### Your objective
Bring together all lines of the material below that contain the string "frac".

[Data records]
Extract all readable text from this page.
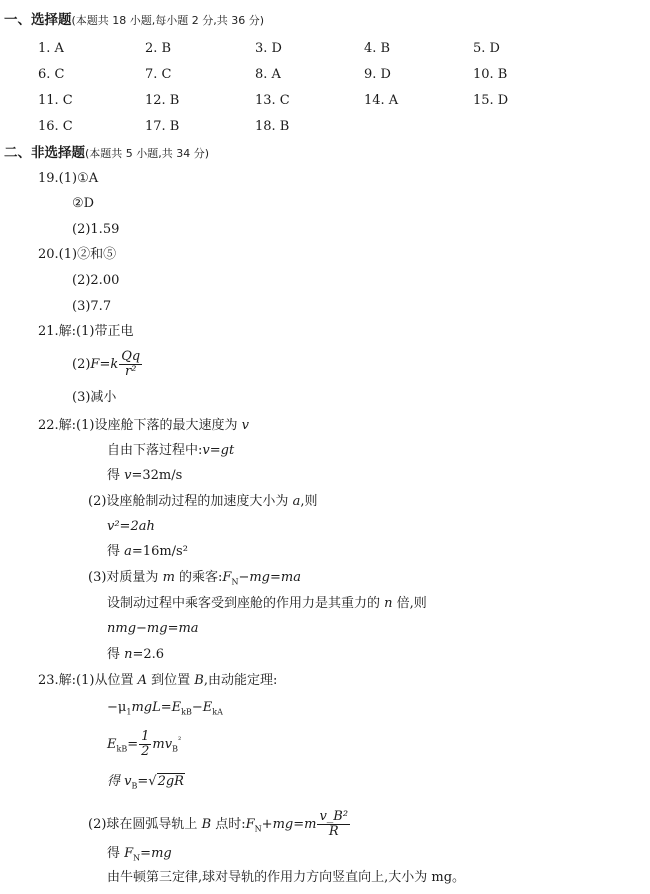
一、选择题(本题共 18 小题,每小题 2 分,共 36 分)
1. A	2. B	3. D	4. B	5. D
6. C	7. C	8. A	9. D	10. B
11. C	12. B	13. C	14. A	15. D
16. C	17. B	18. B
二、非选择题(本题共 5 小题,共 34 分)
19.(1)①A
②D
(2)1.59
20.(1)②和⑤
(2)2.00
(3)7.7
21.解:(1)带正电
$(2)F=k \frac{Qq}{\text{r²}}$
(3)减小
22.解:(1)设座舱下落的最大速度为 v
自由下落过程中:v=gt
得 v=32m/s
(2)设座舱制动过程的加速度大小为 a,则
v²=2ah
得 a=16m/s²
(3)对质量为 m 的乘客$:F_N-mg=ma$
设制动过程中乘客受到座舱的作用力是其重力的 n 倍,则
nmg−mg=ma
得 n=2.6
23.解:(1)从位置 A 到位置 B,由动能定理:
$-\mu_1mgL=E_{kB}-E_{kA}$
$E_{kB}= \frac{1}{2} mv_B^{^2}$
得 $v_B=√2gR$
(2)球在圆弧导轨上 B 点时$:F_N+mg=m \frac{\text{v\_B²}}{R}$
得 $F_N=mg$
由牛顿第三定律,球对导轨的作用力方向竖直向上,大小为 mg。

### Written response
$(2)F=k \frac{Qq}{\text{r²}}$
$E_{kB}= \frac{1}{2} mv_B^{^2}$
(2)球在圆弧导轨上 B 点时$:F_N+mg=m \frac{\text{v\_B²}}{R}$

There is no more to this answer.